In peritoneal transudate, tumor cells move freely, especially under the influence of intestinal peristalsis and diaphragmatic movements. As a result, they find themselves in the most favorable conditions and can penetrate not only into the peritoneum but also into the omentum. When the lymphatic collectors of the peritoneum are blocked, ascites appears, creating even better conditions for malignant implantation. The appearance of tumor cells stimulates an inflammatory reaction, which increases vascular permeability and thus contributes to more pronounced plasma exudation. Ascites progresses, creating a better microenvironment for implantation, and the disease progresses more aggressively.

Diagnosis of Peritoneal Canceromatosis

The diagnosis of peritoneal canceromatosis is based on visualization (laboratory markers are not informative). The main visualization methods include:

  • Ultrasound scanning;
  • Computed tomography (CT);
  • Magnetic resonance imaging (MRI);
  • Positron emission tomography/computed tomography (PET/CT).

Ultrasound allows for the accurate detection of ascites, but may not always help visualize canceromatous areas. CT can be informative in identifying tumor nodules on the peritoneum with a diameter of more than 1 cm. MRI and PET/CT are almost equally informative, especially when used to detect peritoneal metastases in patients with ovarian, stomach, or intestinal tumors. However, artifact overlay due to intestinal peristalsis is possible. The combination of magnetic resonance and computed tomography provides a more complete picture than CT alone. This emphasizes that establishing an accurate diagnosis of peritoneal tumor involvement is a complex task that requires an individualized approach.

Undoubtedly, the most accurate information can be obtained through direct examination of the peritoneum. In this regard, diagnostic laparoscopy (3 punctures) is more acceptable than laparotomy (1 long incision) since it causes minimal damage to the peritoneum. This means that the likelihood of secondary inflammation is minimal, and therefore, conditions for the dissemination of cancer cells are worse. Diagnostic laparoscopy also allows for a prognostic assessment of the possibility of performing surgery for peritoneal canceromatosis – cytoreductive surgery and hyperthermic intraperitoneal chemotherapy (CRS and HIPEC).

Treatment of Peritoneal Canceromatosis

When peritoneal canceromatosis develops, the patient’s overall condition is assessed, and conditions for surgery are determined.

____

_TASK BRIEF_: Carry on the passage about peritoneal canceromatosis, picking up after its final sentence on assessing the patient for surgery. The data that follow have no connection to the passage on peritoneal canceromatosis.

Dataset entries
____

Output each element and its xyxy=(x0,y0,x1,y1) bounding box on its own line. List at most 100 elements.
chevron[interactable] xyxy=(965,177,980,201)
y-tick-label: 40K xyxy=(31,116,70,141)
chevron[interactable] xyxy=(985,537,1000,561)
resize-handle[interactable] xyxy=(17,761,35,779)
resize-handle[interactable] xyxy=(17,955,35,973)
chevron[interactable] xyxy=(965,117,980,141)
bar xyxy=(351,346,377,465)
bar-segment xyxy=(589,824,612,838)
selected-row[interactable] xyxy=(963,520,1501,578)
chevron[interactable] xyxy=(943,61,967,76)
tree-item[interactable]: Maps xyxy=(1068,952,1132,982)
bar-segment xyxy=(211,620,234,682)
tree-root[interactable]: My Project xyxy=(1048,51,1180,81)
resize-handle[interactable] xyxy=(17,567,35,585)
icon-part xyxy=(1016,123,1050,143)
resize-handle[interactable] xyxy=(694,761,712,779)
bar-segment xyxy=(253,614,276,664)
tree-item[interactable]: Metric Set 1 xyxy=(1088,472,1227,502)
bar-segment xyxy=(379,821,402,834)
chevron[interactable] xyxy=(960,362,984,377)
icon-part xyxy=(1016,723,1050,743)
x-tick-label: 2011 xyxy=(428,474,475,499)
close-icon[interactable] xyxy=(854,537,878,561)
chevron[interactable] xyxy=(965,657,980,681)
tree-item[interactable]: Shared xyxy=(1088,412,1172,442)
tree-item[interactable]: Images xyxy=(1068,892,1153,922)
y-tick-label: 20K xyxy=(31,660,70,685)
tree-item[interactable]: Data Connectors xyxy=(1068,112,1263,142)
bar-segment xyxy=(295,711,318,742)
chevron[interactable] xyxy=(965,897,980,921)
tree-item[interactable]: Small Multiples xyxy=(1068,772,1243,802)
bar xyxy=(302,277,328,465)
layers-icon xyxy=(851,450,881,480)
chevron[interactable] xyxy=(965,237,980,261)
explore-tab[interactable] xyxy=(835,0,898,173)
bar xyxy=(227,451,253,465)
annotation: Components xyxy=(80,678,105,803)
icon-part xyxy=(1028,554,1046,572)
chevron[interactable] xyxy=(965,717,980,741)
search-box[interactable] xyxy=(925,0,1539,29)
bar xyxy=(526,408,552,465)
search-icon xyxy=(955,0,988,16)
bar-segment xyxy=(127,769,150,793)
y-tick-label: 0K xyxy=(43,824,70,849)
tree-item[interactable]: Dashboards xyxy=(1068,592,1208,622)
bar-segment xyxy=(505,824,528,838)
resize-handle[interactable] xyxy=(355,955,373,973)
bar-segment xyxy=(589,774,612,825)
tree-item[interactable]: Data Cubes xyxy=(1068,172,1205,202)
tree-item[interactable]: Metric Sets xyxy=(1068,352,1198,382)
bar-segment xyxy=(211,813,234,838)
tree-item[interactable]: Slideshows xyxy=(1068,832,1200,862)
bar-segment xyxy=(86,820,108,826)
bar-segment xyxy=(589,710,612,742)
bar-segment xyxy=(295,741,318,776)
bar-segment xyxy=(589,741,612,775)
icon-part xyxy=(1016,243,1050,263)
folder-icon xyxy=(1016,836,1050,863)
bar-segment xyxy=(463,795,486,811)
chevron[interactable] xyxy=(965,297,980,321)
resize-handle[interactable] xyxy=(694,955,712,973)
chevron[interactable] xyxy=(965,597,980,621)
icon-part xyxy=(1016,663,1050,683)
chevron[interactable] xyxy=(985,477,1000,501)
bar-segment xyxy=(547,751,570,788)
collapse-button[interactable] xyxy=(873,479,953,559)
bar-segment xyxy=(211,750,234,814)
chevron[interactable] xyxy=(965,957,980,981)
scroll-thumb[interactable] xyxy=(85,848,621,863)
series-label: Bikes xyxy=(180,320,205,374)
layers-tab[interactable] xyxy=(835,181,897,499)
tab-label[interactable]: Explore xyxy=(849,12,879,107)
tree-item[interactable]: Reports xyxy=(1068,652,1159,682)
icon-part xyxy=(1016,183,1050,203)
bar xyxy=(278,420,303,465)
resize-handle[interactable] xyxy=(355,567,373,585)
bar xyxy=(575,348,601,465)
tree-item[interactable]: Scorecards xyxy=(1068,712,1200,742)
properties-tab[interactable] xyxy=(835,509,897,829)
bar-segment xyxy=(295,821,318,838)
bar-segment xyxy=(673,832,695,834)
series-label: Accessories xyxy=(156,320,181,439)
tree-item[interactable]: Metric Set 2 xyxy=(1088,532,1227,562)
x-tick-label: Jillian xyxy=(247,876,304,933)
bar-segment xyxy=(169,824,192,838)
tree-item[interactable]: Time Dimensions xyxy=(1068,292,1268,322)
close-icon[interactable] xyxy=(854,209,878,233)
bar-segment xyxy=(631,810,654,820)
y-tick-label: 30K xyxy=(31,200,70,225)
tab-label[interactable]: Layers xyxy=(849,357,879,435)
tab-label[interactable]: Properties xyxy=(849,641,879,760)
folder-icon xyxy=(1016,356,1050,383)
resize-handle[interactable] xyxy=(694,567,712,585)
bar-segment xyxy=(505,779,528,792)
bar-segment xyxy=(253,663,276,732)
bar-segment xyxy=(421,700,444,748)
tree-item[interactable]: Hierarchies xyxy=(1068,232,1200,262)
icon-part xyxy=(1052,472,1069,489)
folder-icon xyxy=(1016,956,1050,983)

____

_REPLY TO THE TASK_:
Conservative treatment
Conservative treatment in the form of systemic administration of chemotherapy drugs may be acceptable only in cases of severe comorbidities in the patient.

Surgical treatment – surgery for peritoneal canceromatosis
Significant progress in the treatment of microscopic tumor nodules has been achieved after achieving adequate complete cytoreduction (CRS) – macroscopic removal of visible tumor nodules in combination with hyperthermic intraperitoneal chemotherapy (HIPEC). The therapeutic efficacy between different cytotoxic drugs and hyperthermia begins at a temperature of 39°C. This synergy is more pronounced the higher the temperature. However, some cytotoxic drugs lose their beneficial effects at temperatures above 43°C and increase their toxic effects on the intestines. Hyperthermia up to 43°C has no effect on the frequency of complications. There are several levels of hyperthermia used for this method. In most cases, a hyperthermic intraperitoneal chemotherapy regimen at a temperature of 41°C – 43°C is chosen, and only in exceptional cases, soft or hard hyperthermic perfusion regimens may be indicated.
Hyperthermic intraperitoneal chemotherapy (HIPEC) can be performed by open or closed methods.

  • Open method involves laparotomy. A cytostatic is introduced into the abdominal cavity through an incision, and an assistant continuously mixes it to achieve uniform distribution in the abdominal cavity.
  • Closed method. Before the drug is administered, the abdominal cavity is sutured, which allows maintaining a relatively constant temperature and preventing leakage of the chemotherapeutic agent.

Prevention
Prevention is aimed at timely treatment of the malignant process.